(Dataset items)
☆ ☆ ☆ ☆ ☆ ☆ ☆
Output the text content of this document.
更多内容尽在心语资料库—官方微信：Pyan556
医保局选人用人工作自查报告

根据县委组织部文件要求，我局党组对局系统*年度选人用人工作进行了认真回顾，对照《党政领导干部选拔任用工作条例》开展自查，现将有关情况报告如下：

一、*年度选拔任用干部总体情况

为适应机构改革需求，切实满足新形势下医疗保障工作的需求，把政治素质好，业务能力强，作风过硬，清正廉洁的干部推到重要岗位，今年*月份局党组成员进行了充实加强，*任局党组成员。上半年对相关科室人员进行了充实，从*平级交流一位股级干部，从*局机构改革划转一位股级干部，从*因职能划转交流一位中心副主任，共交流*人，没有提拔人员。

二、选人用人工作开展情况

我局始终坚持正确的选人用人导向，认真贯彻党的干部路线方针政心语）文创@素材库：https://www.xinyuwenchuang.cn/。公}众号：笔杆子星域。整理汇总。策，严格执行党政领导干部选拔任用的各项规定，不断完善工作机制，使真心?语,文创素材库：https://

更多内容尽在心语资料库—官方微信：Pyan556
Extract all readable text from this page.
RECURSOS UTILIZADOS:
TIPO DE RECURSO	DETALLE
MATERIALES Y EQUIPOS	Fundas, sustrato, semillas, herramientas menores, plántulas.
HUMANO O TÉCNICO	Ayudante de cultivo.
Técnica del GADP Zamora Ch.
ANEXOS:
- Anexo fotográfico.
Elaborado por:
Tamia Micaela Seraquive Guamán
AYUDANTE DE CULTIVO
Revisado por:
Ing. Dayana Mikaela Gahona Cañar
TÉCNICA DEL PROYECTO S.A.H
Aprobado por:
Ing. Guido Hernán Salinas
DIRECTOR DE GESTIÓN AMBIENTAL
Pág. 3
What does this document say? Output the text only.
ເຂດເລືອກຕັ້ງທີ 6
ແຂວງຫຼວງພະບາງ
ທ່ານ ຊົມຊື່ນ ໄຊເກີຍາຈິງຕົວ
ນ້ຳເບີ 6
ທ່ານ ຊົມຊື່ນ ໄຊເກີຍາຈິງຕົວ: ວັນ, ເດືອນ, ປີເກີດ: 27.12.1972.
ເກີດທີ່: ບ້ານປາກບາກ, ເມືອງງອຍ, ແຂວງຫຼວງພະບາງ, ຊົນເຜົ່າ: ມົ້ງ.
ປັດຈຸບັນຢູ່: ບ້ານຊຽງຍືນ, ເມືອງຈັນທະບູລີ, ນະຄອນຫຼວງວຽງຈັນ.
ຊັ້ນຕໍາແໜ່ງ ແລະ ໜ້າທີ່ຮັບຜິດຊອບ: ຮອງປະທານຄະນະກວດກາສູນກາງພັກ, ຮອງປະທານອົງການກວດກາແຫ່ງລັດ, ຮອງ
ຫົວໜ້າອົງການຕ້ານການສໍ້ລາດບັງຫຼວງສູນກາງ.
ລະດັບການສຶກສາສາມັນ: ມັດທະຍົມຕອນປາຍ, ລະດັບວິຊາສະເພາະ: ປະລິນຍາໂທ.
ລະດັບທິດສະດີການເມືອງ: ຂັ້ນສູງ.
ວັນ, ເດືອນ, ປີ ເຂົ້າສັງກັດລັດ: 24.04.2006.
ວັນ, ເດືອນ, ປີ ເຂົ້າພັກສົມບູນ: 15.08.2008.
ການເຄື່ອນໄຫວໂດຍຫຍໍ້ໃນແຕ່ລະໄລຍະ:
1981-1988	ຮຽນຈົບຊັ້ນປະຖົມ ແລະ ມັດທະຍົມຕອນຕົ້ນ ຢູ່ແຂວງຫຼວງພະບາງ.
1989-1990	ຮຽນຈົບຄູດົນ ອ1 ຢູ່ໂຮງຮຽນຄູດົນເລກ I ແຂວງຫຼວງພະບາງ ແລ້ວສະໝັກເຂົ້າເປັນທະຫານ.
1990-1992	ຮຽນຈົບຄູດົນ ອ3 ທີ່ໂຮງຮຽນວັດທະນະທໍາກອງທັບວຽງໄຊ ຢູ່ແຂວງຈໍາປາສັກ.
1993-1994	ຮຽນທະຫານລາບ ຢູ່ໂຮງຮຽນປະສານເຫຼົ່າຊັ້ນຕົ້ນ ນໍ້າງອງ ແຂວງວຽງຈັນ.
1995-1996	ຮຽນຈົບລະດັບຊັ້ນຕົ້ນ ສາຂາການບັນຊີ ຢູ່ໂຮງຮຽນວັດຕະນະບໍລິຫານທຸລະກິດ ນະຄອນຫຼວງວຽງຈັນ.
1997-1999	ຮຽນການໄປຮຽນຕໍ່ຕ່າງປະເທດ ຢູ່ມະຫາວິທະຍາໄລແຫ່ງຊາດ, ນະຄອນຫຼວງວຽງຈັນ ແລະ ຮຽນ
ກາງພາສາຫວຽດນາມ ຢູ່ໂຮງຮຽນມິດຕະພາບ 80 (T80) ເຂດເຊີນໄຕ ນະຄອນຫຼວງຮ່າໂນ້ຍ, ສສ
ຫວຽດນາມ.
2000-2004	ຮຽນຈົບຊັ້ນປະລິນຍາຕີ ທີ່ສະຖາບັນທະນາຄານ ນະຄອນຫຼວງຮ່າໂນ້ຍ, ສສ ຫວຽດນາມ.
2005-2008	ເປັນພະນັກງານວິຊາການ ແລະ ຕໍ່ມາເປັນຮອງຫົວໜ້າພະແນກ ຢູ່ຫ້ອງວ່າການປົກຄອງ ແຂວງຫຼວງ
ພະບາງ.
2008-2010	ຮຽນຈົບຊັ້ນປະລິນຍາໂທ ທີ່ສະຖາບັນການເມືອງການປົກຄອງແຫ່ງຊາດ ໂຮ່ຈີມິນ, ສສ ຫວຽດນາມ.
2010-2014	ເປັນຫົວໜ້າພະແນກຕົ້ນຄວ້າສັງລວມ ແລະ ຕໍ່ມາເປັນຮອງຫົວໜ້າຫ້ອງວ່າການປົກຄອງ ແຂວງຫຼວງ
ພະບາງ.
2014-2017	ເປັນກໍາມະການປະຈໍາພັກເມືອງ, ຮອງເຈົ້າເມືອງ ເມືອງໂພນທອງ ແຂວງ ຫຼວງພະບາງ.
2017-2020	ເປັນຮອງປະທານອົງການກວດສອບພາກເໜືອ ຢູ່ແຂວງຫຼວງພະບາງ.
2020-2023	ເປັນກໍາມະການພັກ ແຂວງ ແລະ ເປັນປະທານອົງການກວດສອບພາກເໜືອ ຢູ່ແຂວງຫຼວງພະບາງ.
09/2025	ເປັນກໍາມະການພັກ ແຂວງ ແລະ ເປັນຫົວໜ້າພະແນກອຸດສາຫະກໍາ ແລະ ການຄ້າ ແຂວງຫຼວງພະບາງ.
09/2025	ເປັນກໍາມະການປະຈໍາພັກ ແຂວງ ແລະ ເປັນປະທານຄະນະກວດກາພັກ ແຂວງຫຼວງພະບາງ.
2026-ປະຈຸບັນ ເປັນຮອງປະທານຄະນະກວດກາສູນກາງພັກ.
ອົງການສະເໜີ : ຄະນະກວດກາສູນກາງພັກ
☆ ☆ ☆ ☆ ☆ ☆ ☆
YOUR GOAL: Count how many lines of the listing above include "ມາເປ" and report that number alone.

SOLUTION FOR THIS EXERCISE: 2